**Exercise directions**
Pick out each line containing the string "uttaget" and copy it.

**Record list**

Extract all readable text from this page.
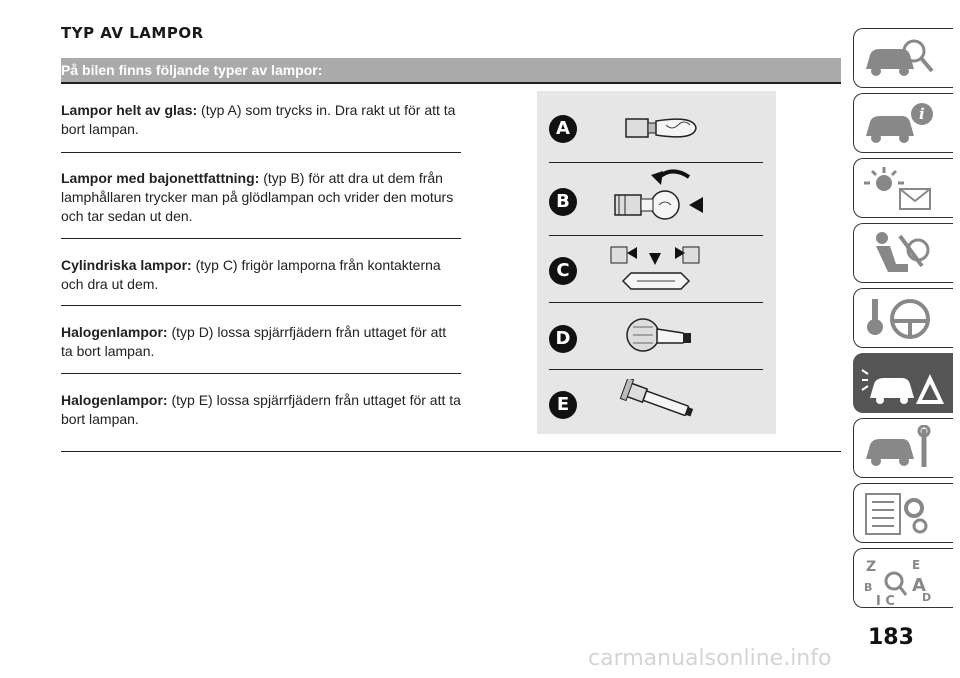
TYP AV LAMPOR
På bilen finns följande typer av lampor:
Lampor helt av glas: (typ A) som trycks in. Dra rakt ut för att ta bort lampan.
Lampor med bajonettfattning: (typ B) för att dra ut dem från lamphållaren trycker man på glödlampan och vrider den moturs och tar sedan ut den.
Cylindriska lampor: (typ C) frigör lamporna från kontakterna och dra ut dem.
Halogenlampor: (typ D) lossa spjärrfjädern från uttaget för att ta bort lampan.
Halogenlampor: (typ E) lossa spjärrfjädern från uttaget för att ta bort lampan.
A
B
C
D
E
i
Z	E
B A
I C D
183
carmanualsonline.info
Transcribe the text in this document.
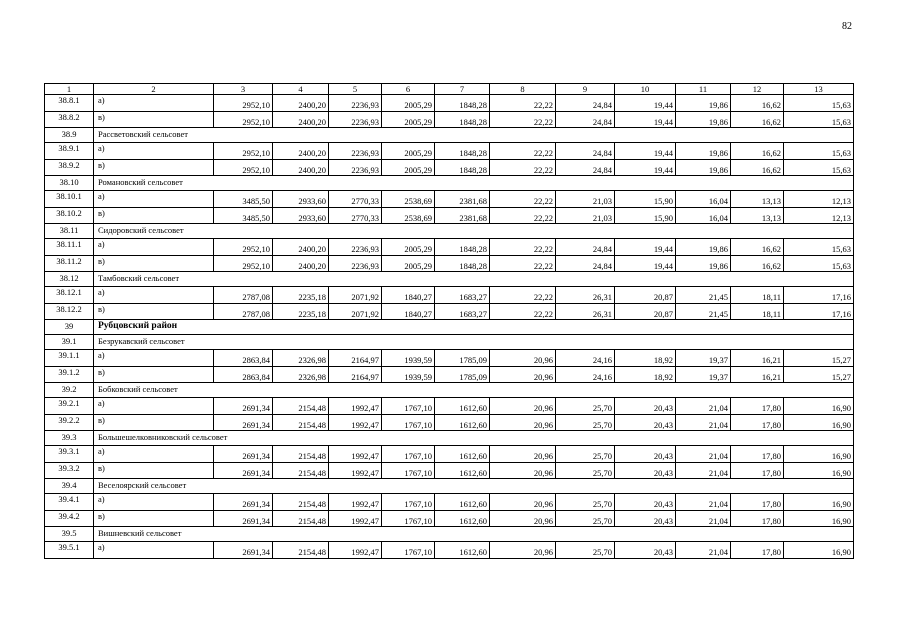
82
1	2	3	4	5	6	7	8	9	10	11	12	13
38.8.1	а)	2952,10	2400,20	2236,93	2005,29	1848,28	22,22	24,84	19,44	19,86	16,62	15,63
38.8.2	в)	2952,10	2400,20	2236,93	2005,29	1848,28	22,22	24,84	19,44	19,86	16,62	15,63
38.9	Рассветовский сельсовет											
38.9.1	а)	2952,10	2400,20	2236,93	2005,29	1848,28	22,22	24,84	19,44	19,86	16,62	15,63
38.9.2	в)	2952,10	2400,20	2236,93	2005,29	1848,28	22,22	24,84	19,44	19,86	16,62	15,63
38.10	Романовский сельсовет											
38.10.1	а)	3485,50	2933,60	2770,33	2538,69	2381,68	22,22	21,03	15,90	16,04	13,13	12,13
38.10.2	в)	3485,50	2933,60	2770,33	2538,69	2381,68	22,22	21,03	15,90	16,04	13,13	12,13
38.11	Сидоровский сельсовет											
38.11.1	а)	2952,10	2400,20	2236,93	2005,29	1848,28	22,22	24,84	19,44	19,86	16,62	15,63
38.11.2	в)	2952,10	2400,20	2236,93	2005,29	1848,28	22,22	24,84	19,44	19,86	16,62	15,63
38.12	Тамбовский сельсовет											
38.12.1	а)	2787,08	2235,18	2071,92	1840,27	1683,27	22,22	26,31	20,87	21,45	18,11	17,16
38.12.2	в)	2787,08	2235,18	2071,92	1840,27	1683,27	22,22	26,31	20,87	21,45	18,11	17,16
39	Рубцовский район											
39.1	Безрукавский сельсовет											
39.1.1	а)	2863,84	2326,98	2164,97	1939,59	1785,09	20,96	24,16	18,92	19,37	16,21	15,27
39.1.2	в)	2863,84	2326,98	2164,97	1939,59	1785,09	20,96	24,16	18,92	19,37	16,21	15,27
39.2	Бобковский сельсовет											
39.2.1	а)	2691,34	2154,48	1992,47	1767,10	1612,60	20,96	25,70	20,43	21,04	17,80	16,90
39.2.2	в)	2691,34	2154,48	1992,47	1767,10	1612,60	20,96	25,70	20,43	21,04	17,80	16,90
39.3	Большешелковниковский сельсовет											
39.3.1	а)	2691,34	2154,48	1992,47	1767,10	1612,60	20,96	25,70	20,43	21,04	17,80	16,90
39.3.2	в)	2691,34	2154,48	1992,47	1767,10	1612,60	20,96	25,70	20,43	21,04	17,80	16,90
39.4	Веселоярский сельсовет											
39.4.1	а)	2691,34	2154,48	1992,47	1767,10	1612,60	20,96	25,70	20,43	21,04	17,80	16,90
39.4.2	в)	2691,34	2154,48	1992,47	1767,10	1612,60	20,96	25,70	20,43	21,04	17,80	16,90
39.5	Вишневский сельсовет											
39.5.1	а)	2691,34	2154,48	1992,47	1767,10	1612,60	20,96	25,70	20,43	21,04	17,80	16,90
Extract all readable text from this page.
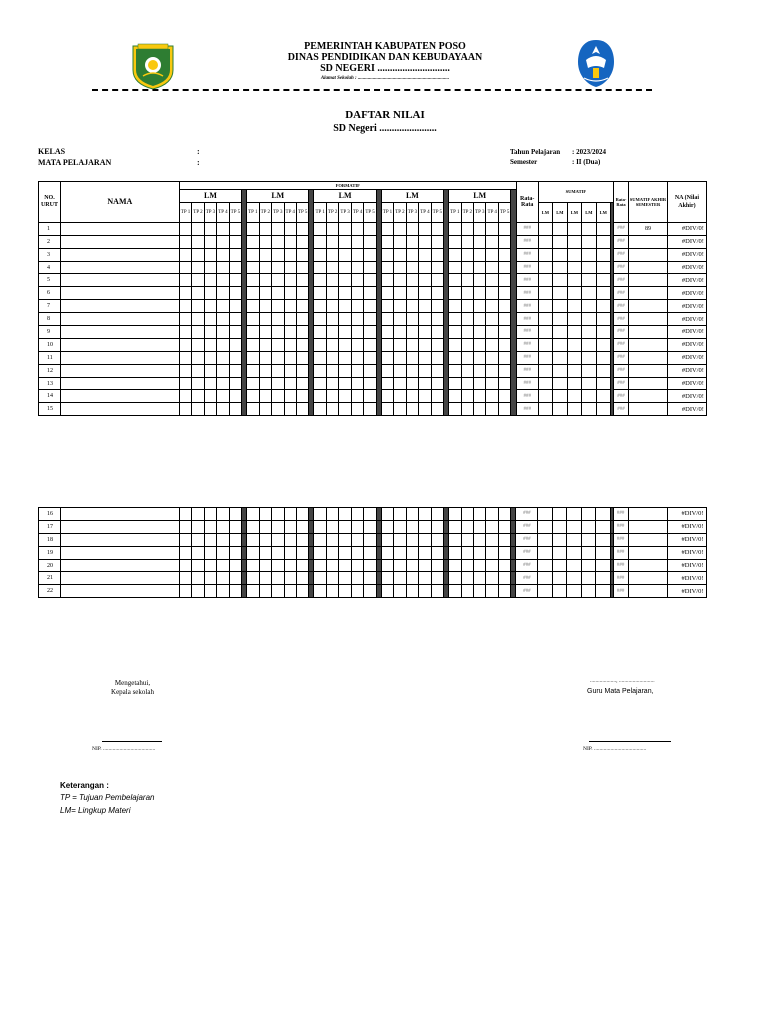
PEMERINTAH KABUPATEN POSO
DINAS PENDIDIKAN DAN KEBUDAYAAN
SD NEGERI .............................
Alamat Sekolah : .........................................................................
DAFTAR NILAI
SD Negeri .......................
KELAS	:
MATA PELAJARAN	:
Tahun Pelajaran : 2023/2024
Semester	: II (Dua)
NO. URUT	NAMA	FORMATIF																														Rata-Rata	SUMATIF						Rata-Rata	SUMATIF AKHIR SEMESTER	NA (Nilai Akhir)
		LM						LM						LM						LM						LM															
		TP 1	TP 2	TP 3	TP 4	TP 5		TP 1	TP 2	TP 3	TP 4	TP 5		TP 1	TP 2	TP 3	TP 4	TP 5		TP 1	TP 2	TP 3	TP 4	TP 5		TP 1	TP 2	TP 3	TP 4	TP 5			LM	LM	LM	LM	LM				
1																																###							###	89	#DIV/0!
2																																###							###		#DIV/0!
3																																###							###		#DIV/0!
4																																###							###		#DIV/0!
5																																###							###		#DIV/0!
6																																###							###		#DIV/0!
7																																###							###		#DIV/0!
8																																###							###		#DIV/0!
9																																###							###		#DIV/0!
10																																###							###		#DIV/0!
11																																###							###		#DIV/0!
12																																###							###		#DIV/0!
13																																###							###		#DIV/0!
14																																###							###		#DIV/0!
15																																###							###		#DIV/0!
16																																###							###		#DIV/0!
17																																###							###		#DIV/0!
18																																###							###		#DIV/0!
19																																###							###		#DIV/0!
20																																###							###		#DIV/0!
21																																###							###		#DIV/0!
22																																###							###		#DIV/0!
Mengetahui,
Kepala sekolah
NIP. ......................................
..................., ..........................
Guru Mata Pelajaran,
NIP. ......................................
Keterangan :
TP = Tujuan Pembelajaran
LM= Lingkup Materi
...
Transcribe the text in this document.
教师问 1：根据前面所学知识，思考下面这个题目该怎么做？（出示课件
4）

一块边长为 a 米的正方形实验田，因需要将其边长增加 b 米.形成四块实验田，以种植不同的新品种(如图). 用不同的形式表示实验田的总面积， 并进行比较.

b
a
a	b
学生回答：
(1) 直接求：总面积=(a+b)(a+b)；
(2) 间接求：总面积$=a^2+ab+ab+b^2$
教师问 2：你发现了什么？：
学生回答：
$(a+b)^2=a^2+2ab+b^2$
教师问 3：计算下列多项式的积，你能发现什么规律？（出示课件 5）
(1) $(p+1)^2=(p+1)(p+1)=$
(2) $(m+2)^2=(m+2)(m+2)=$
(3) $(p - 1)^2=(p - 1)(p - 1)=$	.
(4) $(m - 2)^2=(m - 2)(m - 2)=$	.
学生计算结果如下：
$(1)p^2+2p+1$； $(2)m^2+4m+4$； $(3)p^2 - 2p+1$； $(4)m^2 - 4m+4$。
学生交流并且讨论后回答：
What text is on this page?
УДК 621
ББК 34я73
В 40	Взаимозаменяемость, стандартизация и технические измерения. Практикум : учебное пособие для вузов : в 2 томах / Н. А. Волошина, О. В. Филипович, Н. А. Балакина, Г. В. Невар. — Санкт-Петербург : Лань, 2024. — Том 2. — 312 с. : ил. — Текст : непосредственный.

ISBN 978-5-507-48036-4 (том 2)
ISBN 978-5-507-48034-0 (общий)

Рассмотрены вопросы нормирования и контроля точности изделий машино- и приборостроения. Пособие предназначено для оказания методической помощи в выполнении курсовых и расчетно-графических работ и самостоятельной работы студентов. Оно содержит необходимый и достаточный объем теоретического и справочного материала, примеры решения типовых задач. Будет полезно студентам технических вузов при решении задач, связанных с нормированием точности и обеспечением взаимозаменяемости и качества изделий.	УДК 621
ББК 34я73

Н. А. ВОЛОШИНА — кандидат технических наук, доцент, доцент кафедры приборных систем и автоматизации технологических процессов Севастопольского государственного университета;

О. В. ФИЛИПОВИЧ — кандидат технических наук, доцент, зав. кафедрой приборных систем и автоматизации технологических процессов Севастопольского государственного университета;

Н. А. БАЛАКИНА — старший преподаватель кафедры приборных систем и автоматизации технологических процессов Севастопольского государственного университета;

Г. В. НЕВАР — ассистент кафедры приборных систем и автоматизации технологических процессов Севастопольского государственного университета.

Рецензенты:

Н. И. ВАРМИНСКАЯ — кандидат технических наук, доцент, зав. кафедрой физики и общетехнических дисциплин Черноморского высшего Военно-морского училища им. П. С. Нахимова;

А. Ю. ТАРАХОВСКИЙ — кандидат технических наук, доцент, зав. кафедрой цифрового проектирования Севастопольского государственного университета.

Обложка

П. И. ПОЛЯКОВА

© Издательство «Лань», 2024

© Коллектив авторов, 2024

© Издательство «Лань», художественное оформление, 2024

**Final result**
Halogenlampor: (typ D) lossa spjärrfjädern från uttaget för att ta bort lampan.
Halogenlampor: (typ E) lossa spjärrfjädern från uttaget för att ta bort lampan.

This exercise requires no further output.